JOB:
In the listing below, locate the lines bearing the word "东证Reits指数". Copy every one of them.

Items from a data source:
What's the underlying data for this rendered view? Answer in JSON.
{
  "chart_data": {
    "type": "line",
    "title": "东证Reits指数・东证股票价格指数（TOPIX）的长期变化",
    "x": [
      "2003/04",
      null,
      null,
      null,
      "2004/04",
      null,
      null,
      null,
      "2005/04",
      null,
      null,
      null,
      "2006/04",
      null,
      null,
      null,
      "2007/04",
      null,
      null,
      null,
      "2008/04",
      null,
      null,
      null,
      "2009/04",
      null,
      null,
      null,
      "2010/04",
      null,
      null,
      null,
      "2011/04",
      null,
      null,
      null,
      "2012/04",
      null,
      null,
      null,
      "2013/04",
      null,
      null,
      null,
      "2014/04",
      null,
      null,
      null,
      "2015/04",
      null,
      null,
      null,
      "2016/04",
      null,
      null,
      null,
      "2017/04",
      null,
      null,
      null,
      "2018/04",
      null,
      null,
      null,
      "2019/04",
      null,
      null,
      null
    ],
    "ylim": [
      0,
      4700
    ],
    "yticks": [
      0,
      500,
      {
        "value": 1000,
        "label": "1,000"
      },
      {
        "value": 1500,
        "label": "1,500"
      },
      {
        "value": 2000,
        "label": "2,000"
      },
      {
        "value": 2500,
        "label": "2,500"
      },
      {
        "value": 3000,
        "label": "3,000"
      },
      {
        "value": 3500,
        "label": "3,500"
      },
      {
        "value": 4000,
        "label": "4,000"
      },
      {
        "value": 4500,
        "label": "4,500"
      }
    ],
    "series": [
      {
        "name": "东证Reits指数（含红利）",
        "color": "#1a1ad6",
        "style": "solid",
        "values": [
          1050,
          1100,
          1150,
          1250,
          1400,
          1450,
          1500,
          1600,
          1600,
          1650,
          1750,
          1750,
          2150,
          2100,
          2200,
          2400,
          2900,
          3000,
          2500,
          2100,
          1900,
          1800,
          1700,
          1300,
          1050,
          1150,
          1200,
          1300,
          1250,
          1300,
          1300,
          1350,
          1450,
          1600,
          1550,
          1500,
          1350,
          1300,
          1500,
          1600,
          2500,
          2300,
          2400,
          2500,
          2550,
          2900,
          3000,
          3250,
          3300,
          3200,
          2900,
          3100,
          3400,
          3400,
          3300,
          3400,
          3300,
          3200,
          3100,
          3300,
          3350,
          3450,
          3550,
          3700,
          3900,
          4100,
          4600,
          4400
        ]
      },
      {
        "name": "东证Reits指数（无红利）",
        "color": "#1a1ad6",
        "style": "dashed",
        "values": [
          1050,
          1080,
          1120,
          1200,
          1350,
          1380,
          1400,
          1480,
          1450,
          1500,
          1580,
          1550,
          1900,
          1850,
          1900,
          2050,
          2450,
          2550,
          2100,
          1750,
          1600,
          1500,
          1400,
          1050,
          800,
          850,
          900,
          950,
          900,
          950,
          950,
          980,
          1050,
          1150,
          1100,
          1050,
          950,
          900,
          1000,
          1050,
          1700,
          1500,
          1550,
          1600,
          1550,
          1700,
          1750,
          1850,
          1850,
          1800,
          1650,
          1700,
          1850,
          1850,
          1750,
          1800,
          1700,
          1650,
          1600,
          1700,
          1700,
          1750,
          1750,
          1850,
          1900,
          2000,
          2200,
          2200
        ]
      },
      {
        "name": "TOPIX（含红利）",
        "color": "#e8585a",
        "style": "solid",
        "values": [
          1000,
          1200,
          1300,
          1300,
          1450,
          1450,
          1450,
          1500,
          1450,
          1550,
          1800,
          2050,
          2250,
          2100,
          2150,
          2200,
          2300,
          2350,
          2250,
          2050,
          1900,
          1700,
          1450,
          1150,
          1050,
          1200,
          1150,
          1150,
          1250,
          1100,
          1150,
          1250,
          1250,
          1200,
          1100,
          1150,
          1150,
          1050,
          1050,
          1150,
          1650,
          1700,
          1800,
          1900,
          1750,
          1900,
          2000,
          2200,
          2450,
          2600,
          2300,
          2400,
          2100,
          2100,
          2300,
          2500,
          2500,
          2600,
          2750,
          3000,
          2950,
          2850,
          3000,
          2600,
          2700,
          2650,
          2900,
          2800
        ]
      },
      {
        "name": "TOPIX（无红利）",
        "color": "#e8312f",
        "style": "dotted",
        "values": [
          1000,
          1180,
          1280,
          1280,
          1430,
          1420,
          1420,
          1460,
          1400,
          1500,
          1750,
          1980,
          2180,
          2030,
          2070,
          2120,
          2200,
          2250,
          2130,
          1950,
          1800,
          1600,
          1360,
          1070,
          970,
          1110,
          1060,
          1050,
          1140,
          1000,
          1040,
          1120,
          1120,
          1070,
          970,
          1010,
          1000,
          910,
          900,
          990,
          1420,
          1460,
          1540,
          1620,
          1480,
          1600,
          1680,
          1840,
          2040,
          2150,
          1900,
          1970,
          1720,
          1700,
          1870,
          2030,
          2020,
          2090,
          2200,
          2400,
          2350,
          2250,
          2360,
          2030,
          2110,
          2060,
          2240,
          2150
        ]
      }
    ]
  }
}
==
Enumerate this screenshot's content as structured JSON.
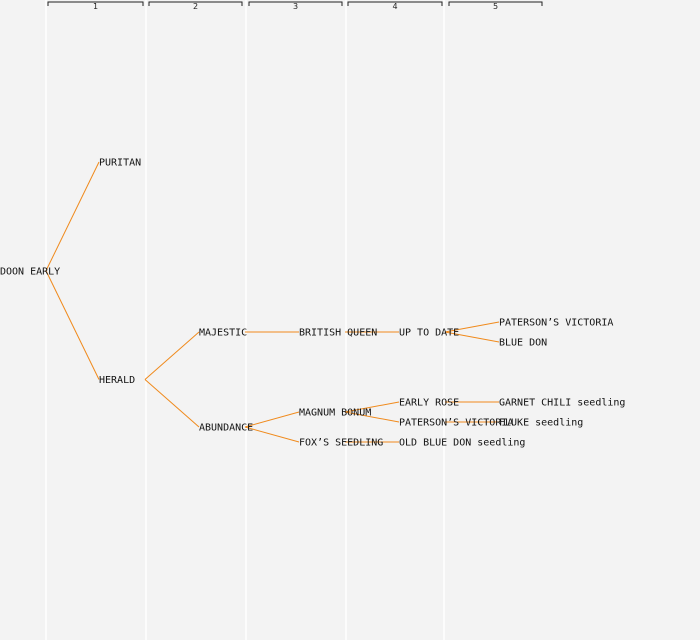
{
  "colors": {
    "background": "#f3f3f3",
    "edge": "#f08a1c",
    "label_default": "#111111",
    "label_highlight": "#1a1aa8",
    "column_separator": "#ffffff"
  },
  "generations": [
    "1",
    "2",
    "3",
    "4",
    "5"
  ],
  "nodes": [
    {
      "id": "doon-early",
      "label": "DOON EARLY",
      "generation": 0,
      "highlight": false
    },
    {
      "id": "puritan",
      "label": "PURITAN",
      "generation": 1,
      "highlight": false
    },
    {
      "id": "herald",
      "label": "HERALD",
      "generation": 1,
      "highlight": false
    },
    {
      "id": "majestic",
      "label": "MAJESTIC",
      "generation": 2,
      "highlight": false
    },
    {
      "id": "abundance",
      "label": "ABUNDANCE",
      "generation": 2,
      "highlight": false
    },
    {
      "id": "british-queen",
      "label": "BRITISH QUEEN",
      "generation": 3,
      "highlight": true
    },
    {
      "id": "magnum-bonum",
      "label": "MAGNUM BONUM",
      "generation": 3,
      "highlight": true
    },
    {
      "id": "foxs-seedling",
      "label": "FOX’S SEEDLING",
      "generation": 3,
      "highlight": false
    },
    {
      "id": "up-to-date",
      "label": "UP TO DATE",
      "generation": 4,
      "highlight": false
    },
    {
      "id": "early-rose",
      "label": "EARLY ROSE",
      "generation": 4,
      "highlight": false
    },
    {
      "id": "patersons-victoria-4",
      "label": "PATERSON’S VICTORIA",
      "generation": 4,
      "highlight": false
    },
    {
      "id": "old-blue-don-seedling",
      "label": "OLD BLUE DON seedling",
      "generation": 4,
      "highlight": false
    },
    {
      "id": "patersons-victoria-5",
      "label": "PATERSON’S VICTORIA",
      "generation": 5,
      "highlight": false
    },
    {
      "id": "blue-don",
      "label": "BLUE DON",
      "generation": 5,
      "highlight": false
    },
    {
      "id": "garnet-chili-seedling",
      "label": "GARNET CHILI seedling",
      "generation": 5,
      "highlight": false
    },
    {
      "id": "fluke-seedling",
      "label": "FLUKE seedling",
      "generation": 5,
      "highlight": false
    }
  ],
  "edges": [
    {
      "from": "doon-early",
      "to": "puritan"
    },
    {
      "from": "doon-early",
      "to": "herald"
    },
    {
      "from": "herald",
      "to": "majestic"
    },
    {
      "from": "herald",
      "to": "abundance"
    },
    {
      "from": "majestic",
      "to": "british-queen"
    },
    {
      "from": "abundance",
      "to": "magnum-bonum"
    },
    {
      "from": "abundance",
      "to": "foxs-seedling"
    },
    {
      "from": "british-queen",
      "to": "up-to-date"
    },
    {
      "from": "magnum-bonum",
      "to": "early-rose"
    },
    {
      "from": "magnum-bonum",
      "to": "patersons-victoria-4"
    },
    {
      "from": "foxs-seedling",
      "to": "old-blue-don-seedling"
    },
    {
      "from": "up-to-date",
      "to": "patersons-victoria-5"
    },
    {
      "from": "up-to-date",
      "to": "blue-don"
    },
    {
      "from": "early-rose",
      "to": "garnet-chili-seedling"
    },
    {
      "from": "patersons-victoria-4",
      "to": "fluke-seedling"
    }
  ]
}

THE RESULT:
    "title": "东证Reits指数・东证股票价格指数（TOPIX）的长期变化",
        "name": "东证Reits指数（含红利）",
        "name": "东证Reits指数（无红利）",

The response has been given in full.